◆ WRITTEN INSTRUCTION ◆
Reproduce each of the entries below, line for line, with no changes.

◆ GIVEN DATA ◆
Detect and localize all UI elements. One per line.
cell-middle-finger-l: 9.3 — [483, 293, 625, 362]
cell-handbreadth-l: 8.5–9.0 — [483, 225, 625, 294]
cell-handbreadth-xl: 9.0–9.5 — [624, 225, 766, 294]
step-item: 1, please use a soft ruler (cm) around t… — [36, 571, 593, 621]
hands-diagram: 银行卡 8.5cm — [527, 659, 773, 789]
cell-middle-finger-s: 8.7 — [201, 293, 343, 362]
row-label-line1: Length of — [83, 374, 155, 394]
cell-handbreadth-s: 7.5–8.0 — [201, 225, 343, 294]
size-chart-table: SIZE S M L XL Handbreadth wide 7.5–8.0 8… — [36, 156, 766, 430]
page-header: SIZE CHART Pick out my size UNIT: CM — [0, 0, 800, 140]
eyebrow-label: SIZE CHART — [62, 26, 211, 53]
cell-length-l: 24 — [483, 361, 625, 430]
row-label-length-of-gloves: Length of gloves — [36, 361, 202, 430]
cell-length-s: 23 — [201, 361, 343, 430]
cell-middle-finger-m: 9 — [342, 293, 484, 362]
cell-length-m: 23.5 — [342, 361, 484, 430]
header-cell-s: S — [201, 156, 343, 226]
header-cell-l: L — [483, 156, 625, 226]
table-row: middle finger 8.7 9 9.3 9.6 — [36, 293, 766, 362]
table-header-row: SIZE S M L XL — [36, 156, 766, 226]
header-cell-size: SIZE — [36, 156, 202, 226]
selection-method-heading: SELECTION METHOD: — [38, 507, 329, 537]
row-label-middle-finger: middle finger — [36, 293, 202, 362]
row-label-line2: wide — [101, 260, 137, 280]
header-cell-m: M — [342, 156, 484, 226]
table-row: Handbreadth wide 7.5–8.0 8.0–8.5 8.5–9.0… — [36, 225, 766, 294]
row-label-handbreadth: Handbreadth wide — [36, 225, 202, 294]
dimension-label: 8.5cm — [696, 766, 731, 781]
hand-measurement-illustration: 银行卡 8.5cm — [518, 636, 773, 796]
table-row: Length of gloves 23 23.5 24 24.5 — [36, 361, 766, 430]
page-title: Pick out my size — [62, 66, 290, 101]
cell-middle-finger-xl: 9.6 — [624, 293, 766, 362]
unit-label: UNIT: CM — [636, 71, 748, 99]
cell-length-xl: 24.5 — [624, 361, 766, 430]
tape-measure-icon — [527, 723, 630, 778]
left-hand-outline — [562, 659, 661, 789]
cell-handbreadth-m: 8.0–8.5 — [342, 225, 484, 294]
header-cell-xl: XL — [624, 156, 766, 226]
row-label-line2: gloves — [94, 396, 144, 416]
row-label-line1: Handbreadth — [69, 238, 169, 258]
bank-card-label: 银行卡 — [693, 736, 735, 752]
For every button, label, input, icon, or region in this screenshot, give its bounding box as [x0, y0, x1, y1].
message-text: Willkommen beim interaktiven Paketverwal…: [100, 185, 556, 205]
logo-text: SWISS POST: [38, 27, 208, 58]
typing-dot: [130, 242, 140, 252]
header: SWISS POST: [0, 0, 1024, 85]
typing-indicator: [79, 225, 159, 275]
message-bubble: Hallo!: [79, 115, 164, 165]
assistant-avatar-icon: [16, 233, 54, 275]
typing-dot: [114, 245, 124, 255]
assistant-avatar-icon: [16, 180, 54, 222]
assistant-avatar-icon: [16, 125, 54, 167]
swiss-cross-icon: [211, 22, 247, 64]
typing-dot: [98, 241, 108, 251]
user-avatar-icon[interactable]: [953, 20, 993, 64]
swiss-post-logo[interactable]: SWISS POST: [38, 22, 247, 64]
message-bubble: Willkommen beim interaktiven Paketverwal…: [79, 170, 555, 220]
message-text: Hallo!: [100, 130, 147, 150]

◆ CORRECT ANSWER ◆
Detect and localize all UI elements. One per line.
cell-middle-finger-l: 9.3 — [483, 293, 625, 362]
cell-handbreadth-l: 8.5–9.0 — [483, 225, 625, 294]
cell-handbreadth-xl: 9.0–9.5 — [624, 225, 766, 294]
step-item: 1, please use a soft ruler (cm) around t… — [36, 571, 593, 621]
hands-diagram: 银行卡 8.5cm — [527, 659, 773, 789]
cell-middle-finger-s: 8.7 — [201, 293, 343, 362]
row-label-line1: Length of — [83, 374, 155, 394]
cell-handbreadth-s: 7.5–8.0 — [201, 225, 343, 294]
size-chart-table: SIZE S M L XL Handbreadth wide 7.5–8.0 8… — [36, 156, 766, 430]
page-header: SIZE CHART Pick out my size UNIT: CM — [0, 0, 800, 140]
eyebrow-label: SIZE CHART — [62, 26, 211, 53]
cell-length-l: 24 — [483, 361, 625, 430]
row-label-length-of-gloves: Length of gloves — [36, 361, 202, 430]
cell-length-s: 23 — [201, 361, 343, 430]
cell-middle-finger-m: 9 — [342, 293, 484, 362]
cell-length-m: 23.5 — [342, 361, 484, 430]
header-cell-s: S — [201, 156, 343, 226]
header-cell-l: L — [483, 156, 625, 226]
table-row: middle finger 8.7 9 9.3 9.6 — [36, 293, 766, 362]
table-header-row: SIZE S M L XL — [36, 156, 766, 226]
header-cell-size: SIZE — [36, 156, 202, 226]
selection-method-heading: SELECTION METHOD: — [38, 507, 329, 537]
row-label-middle-finger: middle finger — [36, 293, 202, 362]
row-label-line2: wide — [101, 260, 137, 280]
header-cell-m: M — [342, 156, 484, 226]
table-row: Handbreadth wide 7.5–8.0 8.0–8.5 8.5–9.0… — [36, 225, 766, 294]
row-label-handbreadth: Handbreadth wide — [36, 225, 202, 294]
dimension-label: 8.5cm — [696, 766, 731, 781]
hand-measurement-illustration: 银行卡 8.5cm — [518, 636, 773, 796]
table-row: Length of gloves 23 23.5 24 24.5 — [36, 361, 766, 430]
page-title: Pick out my size — [62, 66, 290, 101]
cell-middle-finger-xl: 9.6 — [624, 293, 766, 362]
unit-label: UNIT: CM — [636, 71, 748, 99]
cell-length-xl: 24.5 — [624, 361, 766, 430]
tape-measure-icon — [527, 723, 630, 778]
left-hand-outline — [562, 659, 661, 789]
cell-handbreadth-m: 8.0–8.5 — [342, 225, 484, 294]
header-cell-xl: XL — [624, 156, 766, 226]
row-label-line2: gloves — [94, 396, 144, 416]
row-label-line1: Handbreadth — [69, 238, 169, 258]
bank-card-label: 银行卡 — [693, 736, 735, 752]
For every button, label, input, icon, or region in this screenshot, give its bounding box as [x0, y0, x1, y1].
message-text: Willkommen beim interaktiven Paketverwal…: [100, 185, 556, 205]
logo-text: SWISS POST: [38, 27, 208, 58]
typing-dot: [130, 242, 140, 252]
header: SWISS POST: [0, 0, 1024, 85]
typing-indicator: [79, 225, 159, 275]
message-bubble: Hallo!: [79, 115, 164, 165]
assistant-avatar-icon: [16, 233, 54, 275]
typing-dot: [114, 245, 124, 255]
assistant-avatar-icon: [16, 180, 54, 222]
assistant-avatar-icon: [16, 125, 54, 167]
swiss-cross-icon: [211, 22, 247, 64]
typing-dot: [98, 241, 108, 251]
user-avatar-icon[interactable]: [953, 20, 993, 64]
swiss-post-logo[interactable]: SWISS POST: [38, 22, 247, 64]
message-bubble: Willkommen beim interaktiven Paketverwal…: [79, 170, 555, 220]
message-text: Hallo!: [100, 130, 147, 150]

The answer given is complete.